▸ **Problem**
Answer with nothing but a number: how many lines include the word "Promedio"?

▸ **Information provided**
━━━━━━━━━━━━━━━━━━━━

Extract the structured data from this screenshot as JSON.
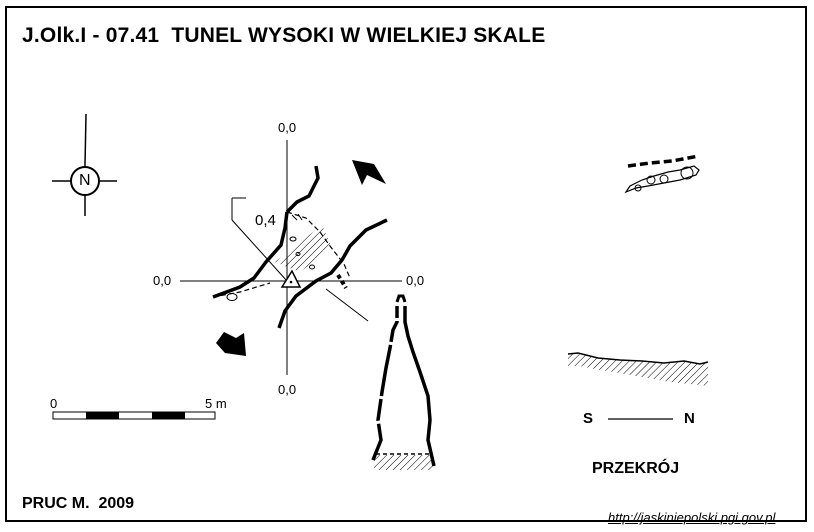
{
  "header": {
    "title": "J.Olk.I - 07.41  TUNEL WYSOKI W WIELKIEJ SKALE"
  },
  "footer": {
    "author": "PRUC M.  2009",
    "url": "http://jaskiniepolski.pgi.gov.pl"
  },
  "compass": {
    "north_letter": "N"
  },
  "plan": {
    "elev_top": "0,0",
    "elev_left": "0,0",
    "elev_right": "0,0",
    "elev_bottom": "0,0",
    "height_mark": "0,4"
  },
  "scale_bar": {
    "start_label": "0",
    "end_label": "5 m"
  },
  "section": {
    "label_s": "S",
    "label_n": "N",
    "title": "PRZEKRÓJ"
  }
}
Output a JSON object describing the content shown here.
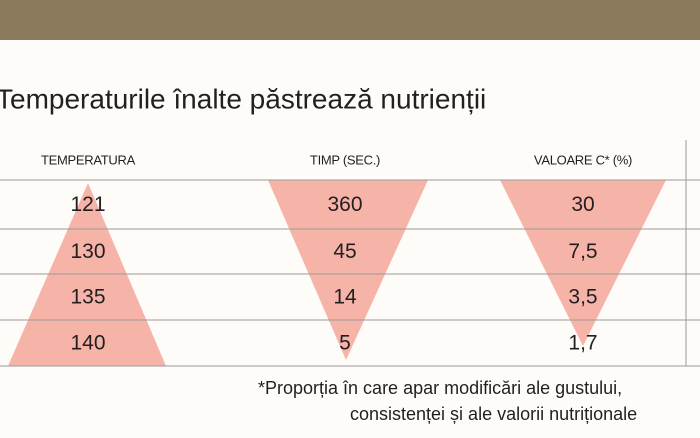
{
  "title": "Temperaturile înalte păstrează nutrienții",
  "table": {
    "headers": [
      "TEMPERATURA",
      "TIMP (SEC.)",
      "VALOARE C* (%)"
    ],
    "rows": [
      [
        "121",
        "360",
        "30"
      ],
      [
        "130",
        "45",
        "7,5"
      ],
      [
        "135",
        "14",
        "3,5"
      ],
      [
        "140",
        "5",
        "1,7"
      ]
    ]
  },
  "footnote": [
    "*Proporția în care apar modificări ale gustului,",
    "consistenței și ale valorii nutriționale"
  ]
}
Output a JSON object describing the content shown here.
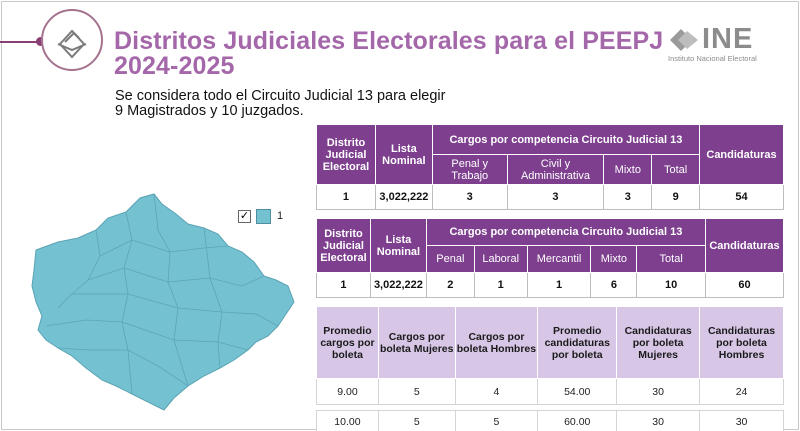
{
  "header": {
    "title": "Distritos Judiciales Electorales para el PEEPJ 2024-2025",
    "subtitle_line1": "Se considera todo el Circuito Judicial 13 para elegir",
    "subtitle_line2": "9 Magistrados y 10 juzgados.",
    "logo_word": "INE",
    "logo_sub": "Instituto Nacional Electoral"
  },
  "colors": {
    "accent": "#a467a9",
    "table_header": "#7d3f8e",
    "table_header_light": "#d7c6e6",
    "map_fill": "#74c1d1"
  },
  "legend": {
    "checked": "✓",
    "label": "1"
  },
  "table1": {
    "h_distrito": "Distrito Judicial Electoral",
    "h_lista": "Lista Nominal",
    "h_cargos": "Cargos por competencia Circuito Judicial 13",
    "h_candidaturas": "Candidaturas",
    "sub": [
      "Penal y Trabajo",
      "Civil y Administrativa",
      "Mixto",
      "Total"
    ],
    "row": [
      "1",
      "3,022,222",
      "3",
      "3",
      "3",
      "9",
      "54"
    ]
  },
  "table2": {
    "h_distrito": "Distrito Judicial Electoral",
    "h_lista": "Lista Nominal",
    "h_cargos": "Cargos por competencia Circuito Judicial 13",
    "h_candidaturas": "Candidaturas",
    "sub": [
      "Penal",
      "Laboral",
      "Mercantil",
      "Mixto",
      "Total"
    ],
    "row": [
      "1",
      "3,022,222",
      "2",
      "1",
      "1",
      "6",
      "10",
      "60"
    ]
  },
  "table3": {
    "headers": [
      "Promedio cargos por boleta",
      "Cargos por boleta Mujeres",
      "Cargos por boleta Hombres",
      "Promedio candidaturas por boleta",
      "Candidaturas por boleta Mujeres",
      "Candidaturas por boleta Hombres"
    ],
    "rows": [
      [
        "9.00",
        "5",
        "4",
        "54.00",
        "30",
        "24"
      ],
      [
        "10.00",
        "5",
        "5",
        "60.00",
        "30",
        "30"
      ]
    ]
  }
}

━━━━━━━━━━━━━━━━━━━━

▸ **Correct answer**
2